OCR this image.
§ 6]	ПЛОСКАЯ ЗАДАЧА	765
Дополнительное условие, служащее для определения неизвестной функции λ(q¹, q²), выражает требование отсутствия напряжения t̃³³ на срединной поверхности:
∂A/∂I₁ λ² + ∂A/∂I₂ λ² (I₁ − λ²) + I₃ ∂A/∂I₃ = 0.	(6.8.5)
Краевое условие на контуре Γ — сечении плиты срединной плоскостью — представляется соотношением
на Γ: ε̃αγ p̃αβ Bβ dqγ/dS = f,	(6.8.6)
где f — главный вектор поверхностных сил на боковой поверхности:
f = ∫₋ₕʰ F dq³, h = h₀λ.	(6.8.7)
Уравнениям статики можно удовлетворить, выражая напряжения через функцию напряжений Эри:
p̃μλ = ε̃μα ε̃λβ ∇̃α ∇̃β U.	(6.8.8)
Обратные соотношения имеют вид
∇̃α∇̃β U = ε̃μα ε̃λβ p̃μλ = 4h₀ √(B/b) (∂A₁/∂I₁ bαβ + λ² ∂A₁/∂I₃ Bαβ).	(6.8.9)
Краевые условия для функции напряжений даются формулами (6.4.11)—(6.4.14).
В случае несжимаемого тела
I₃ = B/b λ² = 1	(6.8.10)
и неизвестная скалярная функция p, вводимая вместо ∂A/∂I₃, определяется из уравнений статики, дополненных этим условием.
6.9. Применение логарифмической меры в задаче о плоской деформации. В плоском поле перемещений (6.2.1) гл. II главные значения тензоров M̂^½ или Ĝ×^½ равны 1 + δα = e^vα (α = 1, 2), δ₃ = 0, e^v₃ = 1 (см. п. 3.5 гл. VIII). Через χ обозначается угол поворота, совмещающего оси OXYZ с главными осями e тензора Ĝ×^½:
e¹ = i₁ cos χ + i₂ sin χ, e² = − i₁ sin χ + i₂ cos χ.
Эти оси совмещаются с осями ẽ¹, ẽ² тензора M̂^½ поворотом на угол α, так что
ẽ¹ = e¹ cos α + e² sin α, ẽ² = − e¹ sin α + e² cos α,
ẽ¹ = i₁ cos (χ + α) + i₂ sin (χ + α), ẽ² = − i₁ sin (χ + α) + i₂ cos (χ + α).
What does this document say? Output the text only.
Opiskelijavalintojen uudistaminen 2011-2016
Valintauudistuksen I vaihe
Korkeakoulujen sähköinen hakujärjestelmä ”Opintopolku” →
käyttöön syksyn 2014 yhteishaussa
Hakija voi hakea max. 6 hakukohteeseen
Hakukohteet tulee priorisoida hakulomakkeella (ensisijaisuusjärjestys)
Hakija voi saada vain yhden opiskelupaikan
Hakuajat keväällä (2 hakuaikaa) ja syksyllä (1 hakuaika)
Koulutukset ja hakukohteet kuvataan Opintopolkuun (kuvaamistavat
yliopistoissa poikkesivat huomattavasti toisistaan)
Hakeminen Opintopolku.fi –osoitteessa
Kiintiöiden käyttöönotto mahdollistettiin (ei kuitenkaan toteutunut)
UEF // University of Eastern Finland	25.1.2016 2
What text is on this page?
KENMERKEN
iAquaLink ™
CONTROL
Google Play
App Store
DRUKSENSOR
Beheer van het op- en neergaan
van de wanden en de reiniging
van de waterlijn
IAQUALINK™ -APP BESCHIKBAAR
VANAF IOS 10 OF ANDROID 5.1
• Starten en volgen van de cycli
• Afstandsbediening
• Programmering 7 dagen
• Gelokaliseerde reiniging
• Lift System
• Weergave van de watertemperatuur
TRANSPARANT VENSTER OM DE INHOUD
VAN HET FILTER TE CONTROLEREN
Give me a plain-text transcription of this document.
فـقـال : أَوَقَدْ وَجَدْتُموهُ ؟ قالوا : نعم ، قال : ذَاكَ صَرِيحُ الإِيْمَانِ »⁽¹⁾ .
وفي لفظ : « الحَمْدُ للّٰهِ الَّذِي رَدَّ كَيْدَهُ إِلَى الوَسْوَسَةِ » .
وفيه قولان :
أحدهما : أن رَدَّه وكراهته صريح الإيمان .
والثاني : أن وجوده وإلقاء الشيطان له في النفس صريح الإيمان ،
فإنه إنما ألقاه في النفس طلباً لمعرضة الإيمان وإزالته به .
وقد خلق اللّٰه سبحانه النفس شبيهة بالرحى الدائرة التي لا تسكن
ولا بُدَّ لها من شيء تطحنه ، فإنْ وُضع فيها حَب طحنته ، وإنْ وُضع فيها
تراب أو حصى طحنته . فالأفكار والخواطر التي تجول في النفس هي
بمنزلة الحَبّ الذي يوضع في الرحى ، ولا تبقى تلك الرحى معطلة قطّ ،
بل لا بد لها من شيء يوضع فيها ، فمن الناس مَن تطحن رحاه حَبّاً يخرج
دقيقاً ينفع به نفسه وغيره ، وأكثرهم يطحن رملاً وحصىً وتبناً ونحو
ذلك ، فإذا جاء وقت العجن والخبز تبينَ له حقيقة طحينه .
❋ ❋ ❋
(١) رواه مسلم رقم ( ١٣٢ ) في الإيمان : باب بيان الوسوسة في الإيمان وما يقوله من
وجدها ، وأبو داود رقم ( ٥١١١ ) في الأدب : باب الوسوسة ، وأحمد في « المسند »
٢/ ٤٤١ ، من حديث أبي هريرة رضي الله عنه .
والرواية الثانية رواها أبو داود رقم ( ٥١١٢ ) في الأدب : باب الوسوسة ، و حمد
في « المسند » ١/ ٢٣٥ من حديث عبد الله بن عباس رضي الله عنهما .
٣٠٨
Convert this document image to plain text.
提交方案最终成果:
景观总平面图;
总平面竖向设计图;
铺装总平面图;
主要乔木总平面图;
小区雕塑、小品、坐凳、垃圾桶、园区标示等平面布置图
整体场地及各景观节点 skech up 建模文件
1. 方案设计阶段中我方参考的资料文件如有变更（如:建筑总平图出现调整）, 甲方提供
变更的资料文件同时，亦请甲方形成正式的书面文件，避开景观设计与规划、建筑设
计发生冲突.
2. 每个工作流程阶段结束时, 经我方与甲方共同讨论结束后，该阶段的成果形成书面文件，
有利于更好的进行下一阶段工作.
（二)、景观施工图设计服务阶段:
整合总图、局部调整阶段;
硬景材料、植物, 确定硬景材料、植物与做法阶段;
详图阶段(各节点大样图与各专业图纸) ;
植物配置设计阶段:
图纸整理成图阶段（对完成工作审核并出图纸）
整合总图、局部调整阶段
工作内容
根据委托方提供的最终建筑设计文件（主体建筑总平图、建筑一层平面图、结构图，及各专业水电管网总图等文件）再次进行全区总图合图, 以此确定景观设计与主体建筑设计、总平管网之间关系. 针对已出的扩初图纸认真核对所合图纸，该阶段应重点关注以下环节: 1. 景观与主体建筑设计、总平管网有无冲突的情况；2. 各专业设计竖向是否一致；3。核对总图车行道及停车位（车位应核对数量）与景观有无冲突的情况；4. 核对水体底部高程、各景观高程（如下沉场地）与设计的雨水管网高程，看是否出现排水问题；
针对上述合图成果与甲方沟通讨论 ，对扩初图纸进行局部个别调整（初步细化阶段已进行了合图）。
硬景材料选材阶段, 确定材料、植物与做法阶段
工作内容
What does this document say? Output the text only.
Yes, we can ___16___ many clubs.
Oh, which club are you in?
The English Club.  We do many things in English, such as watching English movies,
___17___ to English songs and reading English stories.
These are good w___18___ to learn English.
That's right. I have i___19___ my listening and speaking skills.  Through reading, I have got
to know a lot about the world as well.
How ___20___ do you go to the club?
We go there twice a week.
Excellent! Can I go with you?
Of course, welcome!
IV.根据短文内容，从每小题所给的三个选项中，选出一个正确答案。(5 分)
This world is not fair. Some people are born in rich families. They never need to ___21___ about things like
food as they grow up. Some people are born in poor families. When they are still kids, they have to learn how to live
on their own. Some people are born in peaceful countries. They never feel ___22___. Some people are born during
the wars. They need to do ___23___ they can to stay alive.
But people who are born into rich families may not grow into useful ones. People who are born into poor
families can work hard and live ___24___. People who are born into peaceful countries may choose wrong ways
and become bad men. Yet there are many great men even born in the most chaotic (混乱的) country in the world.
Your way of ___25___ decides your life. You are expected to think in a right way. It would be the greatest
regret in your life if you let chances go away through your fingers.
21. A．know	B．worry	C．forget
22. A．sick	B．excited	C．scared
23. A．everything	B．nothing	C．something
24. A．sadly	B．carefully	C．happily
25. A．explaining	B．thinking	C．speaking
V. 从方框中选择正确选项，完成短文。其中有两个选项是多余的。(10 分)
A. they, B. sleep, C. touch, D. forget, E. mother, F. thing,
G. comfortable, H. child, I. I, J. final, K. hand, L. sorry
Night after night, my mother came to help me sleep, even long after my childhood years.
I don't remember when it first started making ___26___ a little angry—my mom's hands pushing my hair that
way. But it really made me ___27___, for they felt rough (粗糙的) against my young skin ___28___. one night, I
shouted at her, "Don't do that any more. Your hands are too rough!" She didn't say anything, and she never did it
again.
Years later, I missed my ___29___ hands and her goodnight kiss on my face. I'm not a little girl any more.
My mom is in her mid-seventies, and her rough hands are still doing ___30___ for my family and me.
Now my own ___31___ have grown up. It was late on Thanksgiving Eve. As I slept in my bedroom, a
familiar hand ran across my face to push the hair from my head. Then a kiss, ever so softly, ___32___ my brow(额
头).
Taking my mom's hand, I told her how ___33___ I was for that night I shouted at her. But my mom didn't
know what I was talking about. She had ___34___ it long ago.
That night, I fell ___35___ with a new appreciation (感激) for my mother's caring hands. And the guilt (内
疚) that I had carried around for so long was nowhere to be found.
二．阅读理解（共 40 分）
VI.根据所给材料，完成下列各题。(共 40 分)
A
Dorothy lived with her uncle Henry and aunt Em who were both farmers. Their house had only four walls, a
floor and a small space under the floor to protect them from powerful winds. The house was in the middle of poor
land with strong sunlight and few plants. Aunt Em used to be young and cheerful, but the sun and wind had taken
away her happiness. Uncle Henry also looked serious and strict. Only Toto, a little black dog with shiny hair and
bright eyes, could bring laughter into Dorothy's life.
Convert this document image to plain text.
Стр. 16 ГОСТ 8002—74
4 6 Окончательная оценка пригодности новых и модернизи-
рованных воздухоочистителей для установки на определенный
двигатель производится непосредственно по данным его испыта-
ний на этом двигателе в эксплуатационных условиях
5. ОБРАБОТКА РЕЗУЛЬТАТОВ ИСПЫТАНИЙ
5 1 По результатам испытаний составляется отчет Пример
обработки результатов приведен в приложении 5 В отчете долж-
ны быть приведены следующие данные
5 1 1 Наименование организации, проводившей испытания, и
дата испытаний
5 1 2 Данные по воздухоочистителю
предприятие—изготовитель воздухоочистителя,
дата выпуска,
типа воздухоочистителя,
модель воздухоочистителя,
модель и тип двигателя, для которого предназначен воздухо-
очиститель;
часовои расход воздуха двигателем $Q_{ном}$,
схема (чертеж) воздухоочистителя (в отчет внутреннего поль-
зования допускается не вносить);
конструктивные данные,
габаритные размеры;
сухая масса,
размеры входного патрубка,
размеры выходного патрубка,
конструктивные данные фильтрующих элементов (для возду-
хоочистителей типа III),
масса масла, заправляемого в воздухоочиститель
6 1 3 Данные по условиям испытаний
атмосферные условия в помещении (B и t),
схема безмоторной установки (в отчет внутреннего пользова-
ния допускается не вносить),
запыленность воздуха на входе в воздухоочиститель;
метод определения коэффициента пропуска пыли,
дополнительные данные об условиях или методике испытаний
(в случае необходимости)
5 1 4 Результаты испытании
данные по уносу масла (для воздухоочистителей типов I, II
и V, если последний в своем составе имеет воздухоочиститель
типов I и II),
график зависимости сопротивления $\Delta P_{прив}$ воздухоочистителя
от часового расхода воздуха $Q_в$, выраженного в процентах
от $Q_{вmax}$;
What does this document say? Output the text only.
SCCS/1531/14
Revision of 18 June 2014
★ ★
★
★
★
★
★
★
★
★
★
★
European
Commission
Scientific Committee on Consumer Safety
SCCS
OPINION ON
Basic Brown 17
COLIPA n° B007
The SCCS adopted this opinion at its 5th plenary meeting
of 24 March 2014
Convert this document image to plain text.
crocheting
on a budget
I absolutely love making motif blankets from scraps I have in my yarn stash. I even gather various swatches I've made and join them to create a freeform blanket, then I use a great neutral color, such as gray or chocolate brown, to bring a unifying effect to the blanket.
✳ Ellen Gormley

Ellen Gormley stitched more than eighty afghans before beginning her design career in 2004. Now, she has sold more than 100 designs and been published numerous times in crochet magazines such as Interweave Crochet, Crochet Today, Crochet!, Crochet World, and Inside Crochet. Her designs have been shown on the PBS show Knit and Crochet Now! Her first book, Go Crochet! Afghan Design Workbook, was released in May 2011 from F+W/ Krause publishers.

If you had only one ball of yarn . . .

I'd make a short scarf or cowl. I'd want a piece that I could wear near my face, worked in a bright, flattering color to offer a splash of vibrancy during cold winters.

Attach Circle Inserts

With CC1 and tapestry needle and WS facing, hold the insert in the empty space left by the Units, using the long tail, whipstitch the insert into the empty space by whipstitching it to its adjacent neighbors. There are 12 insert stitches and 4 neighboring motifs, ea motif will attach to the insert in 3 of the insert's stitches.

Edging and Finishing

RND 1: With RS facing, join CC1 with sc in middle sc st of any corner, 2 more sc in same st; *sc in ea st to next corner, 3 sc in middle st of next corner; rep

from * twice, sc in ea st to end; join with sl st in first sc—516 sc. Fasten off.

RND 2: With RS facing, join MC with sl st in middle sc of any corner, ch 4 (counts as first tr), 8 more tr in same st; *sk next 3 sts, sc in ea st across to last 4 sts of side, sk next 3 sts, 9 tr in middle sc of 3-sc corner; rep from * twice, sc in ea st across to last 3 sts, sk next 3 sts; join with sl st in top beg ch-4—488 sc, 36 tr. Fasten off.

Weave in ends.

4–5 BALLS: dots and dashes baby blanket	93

------------------------------------

OBJECTIVE: Your answer should be only the number of lines that hold the word "countries".

EXERCISE ANSWER: 2